**EXERCISE GOAL:**
Show every line that has the string "value" in it.

────────────────────────────────────────

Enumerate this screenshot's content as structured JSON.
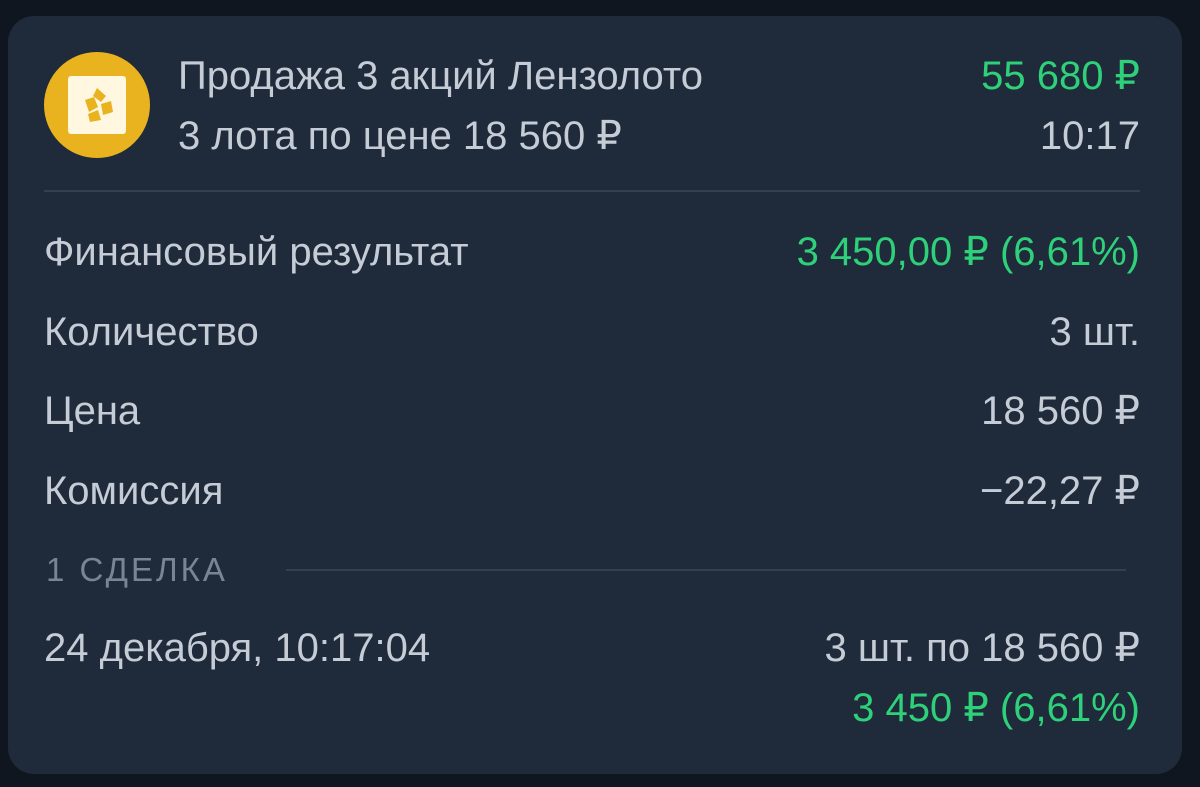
{
  "operation": {
    "title": "Продажа 3 акций Лензолото",
    "subtitle": "3 лота по цене 18 560 ₽",
    "amount": "55 680 ₽",
    "time": "10:17",
    "icon": "lenzoloto-logo-icon",
    "accent_color": "#e9b21f"
  },
  "details": [
    {
      "label": "Финансовый результат",
      "value": "3 450,00 ₽ (6,61%)"
    },
    {
      "label": "Количество",
      "value": "3 шт."
    },
    {
      "label": "Цена",
      "value": "18 560 ₽"
    },
    {
      "label": "Комиссия",
      "value": "−22,27 ₽"
    }
  ],
  "deals_section": {
    "title": "1 СДЕЛКА",
    "deals": [
      {
        "datetime": "24 декабря, 10:17:04",
        "summary": "3 шт. по 18 560 ₽",
        "result": "3 450 ₽ (6,61%)"
      }
    ]
  },
  "colors": {
    "background": "#1f2a3a",
    "positive": "#2fd07a",
    "text": "#c5ccd6"
  }
}
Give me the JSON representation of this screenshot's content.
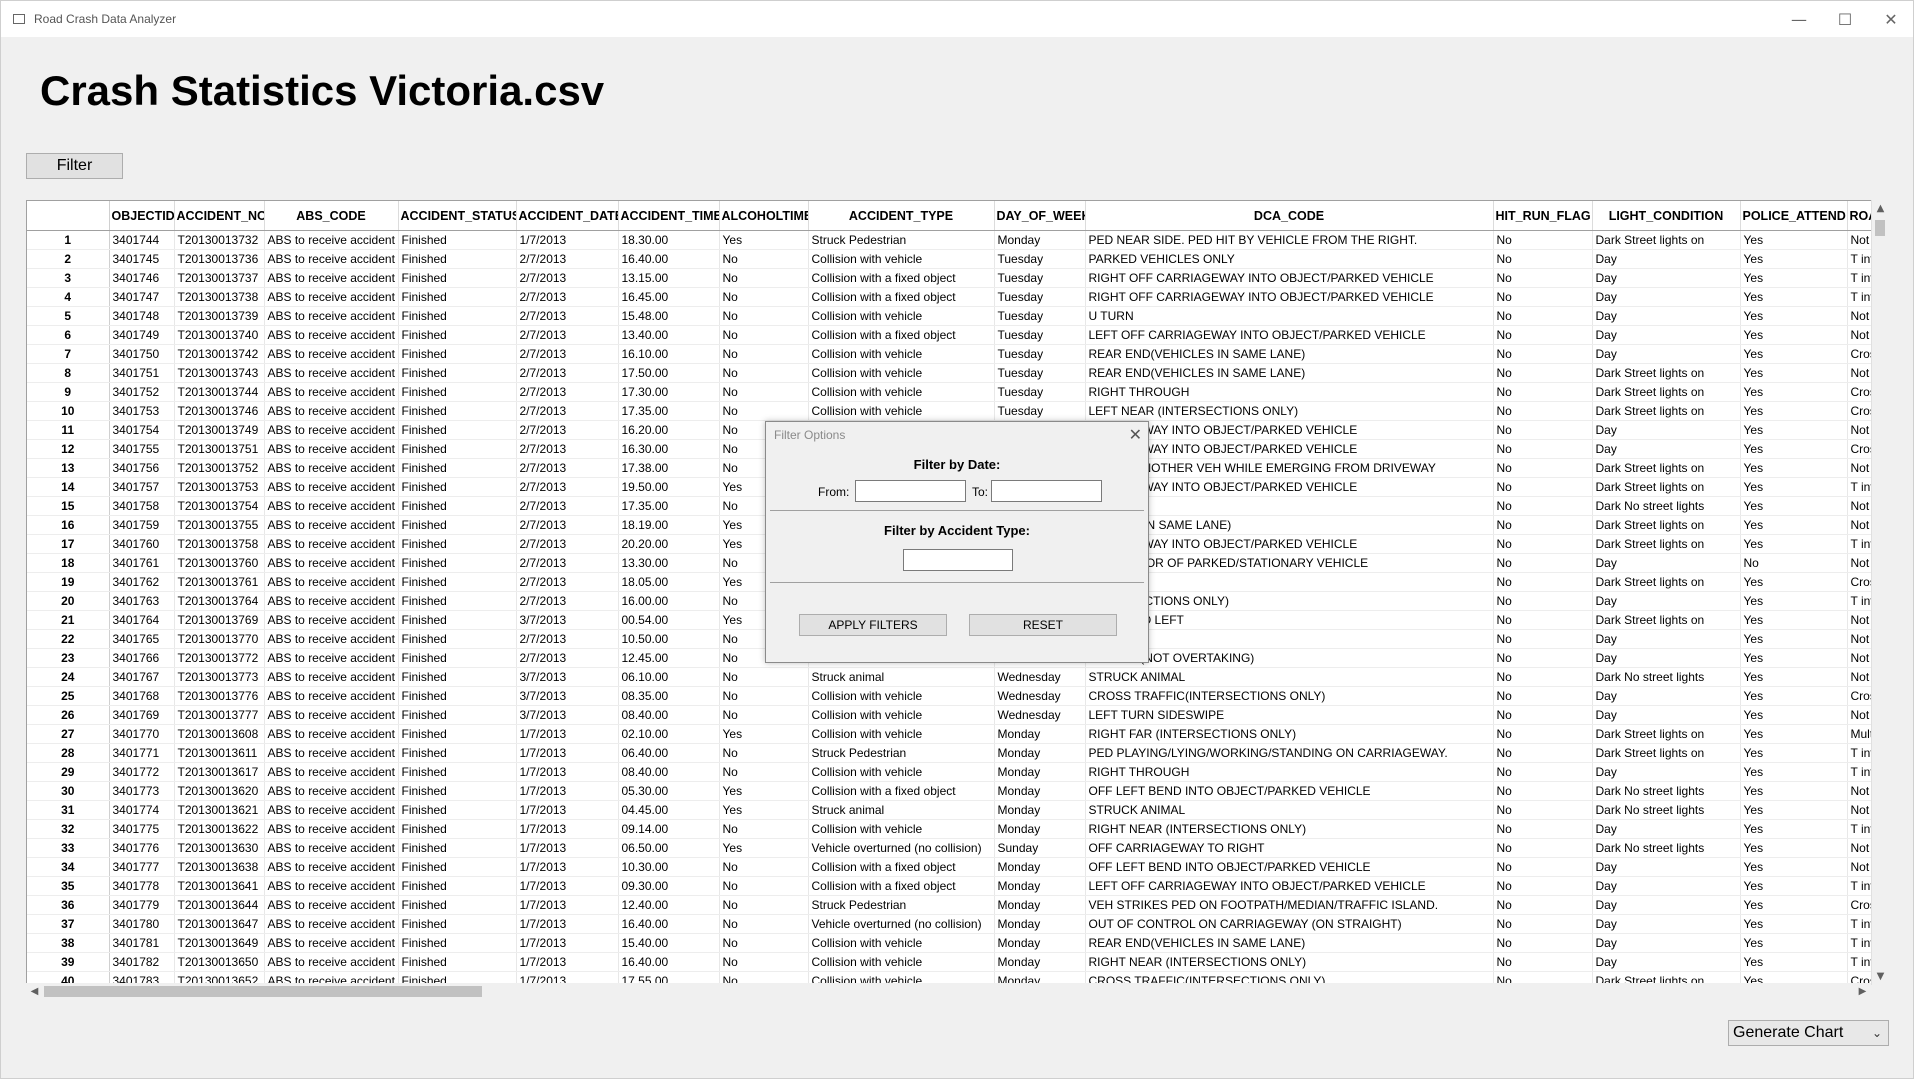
{
  "window": {
    "title": "Road Crash Data Analyzer"
  },
  "page_title": "Crash Statistics Victoria.csv",
  "toolbar": {
    "filter_label": "Filter"
  },
  "table": {
    "columns": [
      "OBJECTID",
      "ACCIDENT_NO",
      "ABS_CODE",
      "ACCIDENT_STATUS",
      "ACCIDENT_DATE",
      "ACCIDENT_TIME",
      "ALCOHOLTIME",
      "ACCIDENT_TYPE",
      "DAY_OF_WEEK",
      "DCA_CODE",
      "HIT_RUN_FLAG",
      "LIGHT_CONDITION",
      "POLICE_ATTEND",
      "ROAI"
    ],
    "rows": [
      [
        "1",
        "3401744",
        "T20130013732",
        "ABS to receive accident",
        "Finished",
        "1/7/2013",
        "18.30.00",
        "Yes",
        "Struck Pedestrian",
        "Monday",
        "PED NEAR SIDE. PED HIT BY VEHICLE FROM THE RIGHT.",
        "No",
        "Dark Street lights on",
        "Yes",
        "Not at"
      ],
      [
        "2",
        "3401745",
        "T20130013736",
        "ABS to receive accident",
        "Finished",
        "2/7/2013",
        "16.40.00",
        "No",
        "Collision with vehicle",
        "Tuesday",
        "PARKED VEHICLES ONLY",
        "No",
        "Day",
        "Yes",
        "T inter"
      ],
      [
        "3",
        "3401746",
        "T20130013737",
        "ABS to receive accident",
        "Finished",
        "2/7/2013",
        "13.15.00",
        "No",
        "Collision with a fixed object",
        "Tuesday",
        "RIGHT OFF CARRIAGEWAY INTO OBJECT/PARKED VEHICLE",
        "No",
        "Day",
        "Yes",
        "T inter"
      ],
      [
        "4",
        "3401747",
        "T20130013738",
        "ABS to receive accident",
        "Finished",
        "2/7/2013",
        "16.45.00",
        "No",
        "Collision with a fixed object",
        "Tuesday",
        "RIGHT OFF CARRIAGEWAY INTO OBJECT/PARKED VEHICLE",
        "No",
        "Day",
        "Yes",
        "T inter"
      ],
      [
        "5",
        "3401748",
        "T20130013739",
        "ABS to receive accident",
        "Finished",
        "2/7/2013",
        "15.48.00",
        "No",
        "Collision with vehicle",
        "Tuesday",
        "U TURN",
        "No",
        "Day",
        "Yes",
        "Not at"
      ],
      [
        "6",
        "3401749",
        "T20130013740",
        "ABS to receive accident",
        "Finished",
        "2/7/2013",
        "13.40.00",
        "No",
        "Collision with a fixed object",
        "Tuesday",
        "LEFT OFF CARRIAGEWAY INTO OBJECT/PARKED VEHICLE",
        "No",
        "Day",
        "Yes",
        "Not at"
      ],
      [
        "7",
        "3401750",
        "T20130013742",
        "ABS to receive accident",
        "Finished",
        "2/7/2013",
        "16.10.00",
        "No",
        "Collision with vehicle",
        "Tuesday",
        "REAR END(VEHICLES IN SAME LANE)",
        "No",
        "Day",
        "Yes",
        "Cross"
      ],
      [
        "8",
        "3401751",
        "T20130013743",
        "ABS to receive accident",
        "Finished",
        "2/7/2013",
        "17.50.00",
        "No",
        "Collision with vehicle",
        "Tuesday",
        "REAR END(VEHICLES IN SAME LANE)",
        "No",
        "Dark Street lights on",
        "Yes",
        "Not at"
      ],
      [
        "9",
        "3401752",
        "T20130013744",
        "ABS to receive accident",
        "Finished",
        "2/7/2013",
        "17.30.00",
        "No",
        "Collision with vehicle",
        "Tuesday",
        "RIGHT THROUGH",
        "No",
        "Dark Street lights on",
        "Yes",
        "Cross"
      ],
      [
        "10",
        "3401753",
        "T20130013746",
        "ABS to receive accident",
        "Finished",
        "2/7/2013",
        "17.35.00",
        "No",
        "Collision with vehicle",
        "Tuesday",
        "LEFT NEAR (INTERSECTIONS ONLY)",
        "No",
        "Dark Street lights on",
        "Yes",
        "Cross"
      ],
      [
        "11",
        "3401754",
        "T20130013749",
        "ABS to receive accident",
        "Finished",
        "2/7/2013",
        "16.20.00",
        "No",
        "",
        "",
        "ARRIAGEWAY INTO OBJECT/PARKED VEHICLE",
        "No",
        "Day",
        "Yes",
        "Not at"
      ],
      [
        "12",
        "3401755",
        "T20130013751",
        "ABS to receive accident",
        "Finished",
        "2/7/2013",
        "16.30.00",
        "No",
        "",
        "",
        "ARRIAGEWAY INTO OBJECT/PARKED VEHICLE",
        "No",
        "Day",
        "Yes",
        "Cross"
      ],
      [
        "13",
        "3401756",
        "T20130013752",
        "ABS to receive accident",
        "Finished",
        "2/7/2013",
        "17.38.00",
        "No",
        "",
        "",
        "TRIKES ANOTHER VEH WHILE EMERGING FROM DRIVEWAY",
        "No",
        "Dark Street lights on",
        "Yes",
        "Not at"
      ],
      [
        "14",
        "3401757",
        "T20130013753",
        "ABS to receive accident",
        "Finished",
        "2/7/2013",
        "19.50.00",
        "Yes",
        "",
        "",
        "ARRIAGEWAY INTO OBJECT/PARKED VEHICLE",
        "No",
        "Dark Street lights on",
        "Yes",
        "T inter"
      ],
      [
        "15",
        "3401758",
        "T20130013754",
        "ABS to receive accident",
        "Finished",
        "2/7/2013",
        "17.35.00",
        "No",
        "",
        "",
        "",
        "No",
        "Dark No street lights",
        "Yes",
        "Not at"
      ],
      [
        "16",
        "3401759",
        "T20130013755",
        "ABS to receive accident",
        "Finished",
        "2/7/2013",
        "18.19.00",
        "Yes",
        "",
        "",
        "EHICLES IN SAME LANE)",
        "No",
        "Dark Street lights on",
        "Yes",
        "Not at"
      ],
      [
        "17",
        "3401760",
        "T20130013758",
        "ABS to receive accident",
        "Finished",
        "2/7/2013",
        "20.20.00",
        "Yes",
        "",
        "",
        "ARRIAGEWAY INTO OBJECT/PARKED VEHICLE",
        "No",
        "Dark Street lights on",
        "Yes",
        "T inter"
      ],
      [
        "18",
        "3401761",
        "T20130013760",
        "ABS to receive accident",
        "Finished",
        "2/7/2013",
        "13.30.00",
        "No",
        "",
        "",
        "RIKES DOOR OF PARKED/STATIONARY VEHICLE",
        "No",
        "Day",
        "No",
        "Not at"
      ],
      [
        "19",
        "3401762",
        "T20130013761",
        "ABS to receive accident",
        "Finished",
        "2/7/2013",
        "18.05.00",
        "Yes",
        "",
        "",
        "UGH",
        "No",
        "Dark Street lights on",
        "Yes",
        "Cross"
      ],
      [
        "20",
        "3401763",
        "T20130013764",
        "ABS to receive accident",
        "Finished",
        "2/7/2013",
        "16.00.00",
        "No",
        "",
        "",
        "(INTERSECTIONS ONLY)",
        "No",
        "Day",
        "Yes",
        "T inter"
      ],
      [
        "21",
        "3401764",
        "T20130013769",
        "ABS to receive accident",
        "Finished",
        "3/7/2013",
        "00.54.00",
        "Yes",
        "",
        "",
        "GEWAY TO LEFT",
        "No",
        "Dark Street lights on",
        "Yes",
        "Not at"
      ],
      [
        "22",
        "3401765",
        "T20130013770",
        "ABS to receive accident",
        "Finished",
        "2/7/2013",
        "10.50.00",
        "No",
        "",
        "",
        "",
        "No",
        "Day",
        "Yes",
        "Not at"
      ],
      [
        "23",
        "3401766",
        "T20130013772",
        "ABS to receive accident",
        "Finished",
        "2/7/2013",
        "12.45.00",
        "No",
        "",
        "",
        "E RIGHT (NOT OVERTAKING)",
        "No",
        "Day",
        "Yes",
        "Not at"
      ],
      [
        "24",
        "3401767",
        "T20130013773",
        "ABS to receive accident",
        "Finished",
        "3/7/2013",
        "06.10.00",
        "No",
        "Struck animal",
        "Wednesday",
        "STRUCK ANIMAL",
        "No",
        "Dark No street lights",
        "Yes",
        "Not at"
      ],
      [
        "25",
        "3401768",
        "T20130013776",
        "ABS to receive accident",
        "Finished",
        "3/7/2013",
        "08.35.00",
        "No",
        "Collision with vehicle",
        "Wednesday",
        "CROSS TRAFFIC(INTERSECTIONS ONLY)",
        "No",
        "Day",
        "Yes",
        "Cross"
      ],
      [
        "26",
        "3401769",
        "T20130013777",
        "ABS to receive accident",
        "Finished",
        "3/7/2013",
        "08.40.00",
        "No",
        "Collision with vehicle",
        "Wednesday",
        "LEFT TURN SIDESWIPE",
        "No",
        "Day",
        "Yes",
        "Not at"
      ],
      [
        "27",
        "3401770",
        "T20130013608",
        "ABS to receive accident",
        "Finished",
        "1/7/2013",
        "02.10.00",
        "Yes",
        "Collision with vehicle",
        "Monday",
        "RIGHT FAR (INTERSECTIONS ONLY)",
        "No",
        "Dark Street lights on",
        "Yes",
        "Multip"
      ],
      [
        "28",
        "3401771",
        "T20130013611",
        "ABS to receive accident",
        "Finished",
        "1/7/2013",
        "06.40.00",
        "No",
        "Struck Pedestrian",
        "Monday",
        "PED PLAYING/LYING/WORKING/STANDING ON CARRIAGEWAY.",
        "No",
        "Dark Street lights on",
        "Yes",
        "T inter"
      ],
      [
        "29",
        "3401772",
        "T20130013617",
        "ABS to receive accident",
        "Finished",
        "1/7/2013",
        "08.40.00",
        "No",
        "Collision with vehicle",
        "Monday",
        "RIGHT THROUGH",
        "No",
        "Day",
        "Yes",
        "T inter"
      ],
      [
        "30",
        "3401773",
        "T20130013620",
        "ABS to receive accident",
        "Finished",
        "1/7/2013",
        "05.30.00",
        "Yes",
        "Collision with a fixed object",
        "Monday",
        "OFF LEFT BEND INTO OBJECT/PARKED VEHICLE",
        "No",
        "Dark No street lights",
        "Yes",
        "Not at"
      ],
      [
        "31",
        "3401774",
        "T20130013621",
        "ABS to receive accident",
        "Finished",
        "1/7/2013",
        "04.45.00",
        "Yes",
        "Struck animal",
        "Monday",
        "STRUCK ANIMAL",
        "No",
        "Dark No street lights",
        "Yes",
        "Not at"
      ],
      [
        "32",
        "3401775",
        "T20130013622",
        "ABS to receive accident",
        "Finished",
        "1/7/2013",
        "09.14.00",
        "No",
        "Collision with vehicle",
        "Monday",
        "RIGHT NEAR (INTERSECTIONS ONLY)",
        "No",
        "Day",
        "Yes",
        "T inter"
      ],
      [
        "33",
        "3401776",
        "T20130013630",
        "ABS to receive accident",
        "Finished",
        "1/7/2013",
        "06.50.00",
        "Yes",
        "Vehicle overturned (no collision)",
        "Sunday",
        "OFF CARRIAGEWAY TO RIGHT",
        "No",
        "Dark No street lights",
        "Yes",
        "Not at"
      ],
      [
        "34",
        "3401777",
        "T20130013638",
        "ABS to receive accident",
        "Finished",
        "1/7/2013",
        "10.30.00",
        "No",
        "Collision with a fixed object",
        "Monday",
        "OFF LEFT BEND INTO OBJECT/PARKED VEHICLE",
        "No",
        "Day",
        "Yes",
        "Not at"
      ],
      [
        "35",
        "3401778",
        "T20130013641",
        "ABS to receive accident",
        "Finished",
        "1/7/2013",
        "09.30.00",
        "No",
        "Collision with a fixed object",
        "Monday",
        "LEFT OFF CARRIAGEWAY INTO OBJECT/PARKED VEHICLE",
        "No",
        "Day",
        "Yes",
        "T inter"
      ],
      [
        "36",
        "3401779",
        "T20130013644",
        "ABS to receive accident",
        "Finished",
        "1/7/2013",
        "12.40.00",
        "No",
        "Struck Pedestrian",
        "Monday",
        "VEH STRIKES PED ON FOOTPATH/MEDIAN/TRAFFIC ISLAND.",
        "No",
        "Day",
        "Yes",
        "Cross"
      ],
      [
        "37",
        "3401780",
        "T20130013647",
        "ABS to receive accident",
        "Finished",
        "1/7/2013",
        "16.40.00",
        "No",
        "Vehicle overturned (no collision)",
        "Monday",
        "OUT OF CONTROL ON CARRIAGEWAY (ON STRAIGHT)",
        "No",
        "Day",
        "Yes",
        "T inter"
      ],
      [
        "38",
        "3401781",
        "T20130013649",
        "ABS to receive accident",
        "Finished",
        "1/7/2013",
        "15.40.00",
        "No",
        "Collision with vehicle",
        "Monday",
        "REAR END(VEHICLES IN SAME LANE)",
        "No",
        "Day",
        "Yes",
        "T inter"
      ],
      [
        "39",
        "3401782",
        "T20130013650",
        "ABS to receive accident",
        "Finished",
        "1/7/2013",
        "16.40.00",
        "No",
        "Collision with vehicle",
        "Monday",
        "RIGHT NEAR (INTERSECTIONS ONLY)",
        "No",
        "Day",
        "Yes",
        "T inter"
      ],
      [
        "40",
        "3401783",
        "T20130013652",
        "ABS to receive accident",
        "Finished",
        "1/7/2013",
        "17.55.00",
        "No",
        "Collision with vehicle",
        "Monday",
        "CROSS TRAFFIC(INTERSECTIONS ONLY)",
        "No",
        "Dark Street lights on",
        "Yes",
        "Cross"
      ]
    ]
  },
  "filter_dialog": {
    "title": "Filter Options",
    "date_section": "Filter by Date:",
    "from_label": "From:",
    "to_label": "To:",
    "type_section": "Filter by Accident Type:",
    "apply_label": "APPLY FILTERS",
    "reset_label": "RESET"
  },
  "chart_select": {
    "selected": "Generate Chart"
  },
  "icons": {
    "minimize": "minimize-icon",
    "maximize": "maximize-icon",
    "close": "close-icon",
    "scroll_up": "scroll-up-icon",
    "scroll_down": "scroll-down-icon",
    "scroll_left": "scroll-left-icon",
    "scroll_right": "scroll-right-icon",
    "chevron": "chevron-down-icon"
  }
}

────────────────────────────────────────

**TASK RESULT:**
      "value": "3 450,00 ₽ (6,61%)"
      "value": "3 шт."
      "value": "18 560 ₽"
      "value": "−22,27 ₽"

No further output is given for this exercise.